Entries with figure data
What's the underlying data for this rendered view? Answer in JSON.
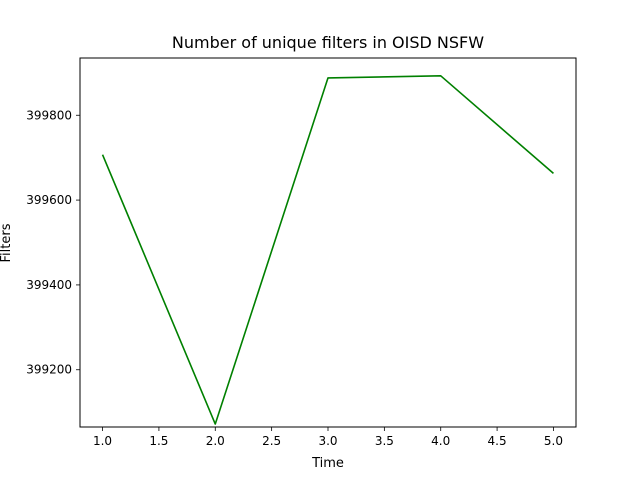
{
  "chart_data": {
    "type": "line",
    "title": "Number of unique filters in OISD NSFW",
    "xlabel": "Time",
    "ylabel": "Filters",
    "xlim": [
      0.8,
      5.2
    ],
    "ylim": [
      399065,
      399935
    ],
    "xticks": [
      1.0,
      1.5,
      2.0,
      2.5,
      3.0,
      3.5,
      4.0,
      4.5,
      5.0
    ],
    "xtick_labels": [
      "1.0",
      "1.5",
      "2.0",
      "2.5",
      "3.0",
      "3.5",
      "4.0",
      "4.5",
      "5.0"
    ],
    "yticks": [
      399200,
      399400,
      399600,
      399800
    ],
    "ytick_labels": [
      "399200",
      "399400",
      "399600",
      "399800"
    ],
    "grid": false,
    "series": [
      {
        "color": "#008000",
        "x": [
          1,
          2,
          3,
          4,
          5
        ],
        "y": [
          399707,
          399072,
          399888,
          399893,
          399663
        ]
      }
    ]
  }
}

▶ [To do]
Your copy of the data above should match it exactly, except that pictures are left out.

▶ [Solved problem]
What's the underlying data for this rendered view? Answer in JSON.
{
  "chart_data": {
    "type": "line",
    "title": "Number of unique filters in OISD NSFW",
    "xlabel": "Time",
    "ylabel": "Filters",
    "xlim": [
      0.8,
      5.2
    ],
    "ylim": [
      399065,
      399935
    ],
    "xticks": [
      1.0,
      1.5,
      2.0,
      2.5,
      3.0,
      3.5,
      4.0,
      4.5,
      5.0
    ],
    "xtick_labels": [
      "1.0",
      "1.5",
      "2.0",
      "2.5",
      "3.0",
      "3.5",
      "4.0",
      "4.5",
      "5.0"
    ],
    "yticks": [
      399200,
      399400,
      399600,
      399800
    ],
    "ytick_labels": [
      "399200",
      "399400",
      "399600",
      "399800"
    ],
    "grid": false,
    "series": [
      {
        "color": "#008000",
        "x": [
          1,
          2,
          3,
          4,
          5
        ],
        "y": [
          399707,
          399072,
          399888,
          399893,
          399663
        ]
      }
    ]
  }
}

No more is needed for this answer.